── Source data ──

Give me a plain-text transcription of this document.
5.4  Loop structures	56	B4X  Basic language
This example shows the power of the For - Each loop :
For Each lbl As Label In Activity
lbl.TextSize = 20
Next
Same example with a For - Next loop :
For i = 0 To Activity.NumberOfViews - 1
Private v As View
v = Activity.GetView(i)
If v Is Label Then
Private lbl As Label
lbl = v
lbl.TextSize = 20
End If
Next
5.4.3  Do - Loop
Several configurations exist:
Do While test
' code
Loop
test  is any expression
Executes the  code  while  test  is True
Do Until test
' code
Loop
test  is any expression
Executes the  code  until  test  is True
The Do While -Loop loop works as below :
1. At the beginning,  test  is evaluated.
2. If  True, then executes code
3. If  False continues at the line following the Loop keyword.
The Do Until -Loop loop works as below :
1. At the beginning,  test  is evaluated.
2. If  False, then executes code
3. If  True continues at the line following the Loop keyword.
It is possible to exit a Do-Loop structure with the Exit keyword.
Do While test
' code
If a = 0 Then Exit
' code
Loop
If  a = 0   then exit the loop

───

* [Job]: In the entries above, identify every line with the word "following". Copy those lines.

* [Task result]:
3. If  False continues at the line following the Loop keyword.
3. If  True continues at the line following the Loop keyword.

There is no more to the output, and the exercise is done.